Start Data for the task

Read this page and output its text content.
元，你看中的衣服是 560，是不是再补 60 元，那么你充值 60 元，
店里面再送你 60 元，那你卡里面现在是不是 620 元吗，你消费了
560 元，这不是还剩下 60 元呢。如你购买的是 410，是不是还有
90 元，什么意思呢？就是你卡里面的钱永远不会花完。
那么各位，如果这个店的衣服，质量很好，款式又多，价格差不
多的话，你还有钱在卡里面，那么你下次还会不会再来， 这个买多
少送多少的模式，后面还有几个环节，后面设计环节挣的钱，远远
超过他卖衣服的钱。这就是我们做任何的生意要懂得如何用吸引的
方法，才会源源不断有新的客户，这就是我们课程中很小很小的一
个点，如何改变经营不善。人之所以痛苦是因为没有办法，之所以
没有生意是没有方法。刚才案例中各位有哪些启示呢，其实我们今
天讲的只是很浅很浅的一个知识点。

End Data for the task

#### Given request
Output the listing above exactly as it appears.

#### Answer for this exercise
Read this page and output its text content.
元，你看中的衣服是 560，是不是再补 60 元，那么你充值 60 元，
店里面再送你 60 元，那你卡里面现在是不是 620 元吗，你消费了
560 元，这不是还剩下 60 元呢。如你购买的是 410，是不是还有
90 元，什么意思呢？就是你卡里面的钱永远不会花完。
那么各位，如果这个店的衣服，质量很好，款式又多，价格差不
多的话，你还有钱在卡里面，那么你下次还会不会再来， 这个买多
少送多少的模式，后面还有几个环节，后面设计环节挣的钱，远远
超过他卖衣服的钱。这就是我们做任何的生意要懂得如何用吸引的
方法，才会源源不断有新的客户，这就是我们课程中很小很小的一
个点，如何改变经营不善。人之所以痛苦是因为没有办法，之所以
没有生意是没有方法。刚才案例中各位有哪些启示呢，其实我们今
天讲的只是很浅很浅的一个知识点。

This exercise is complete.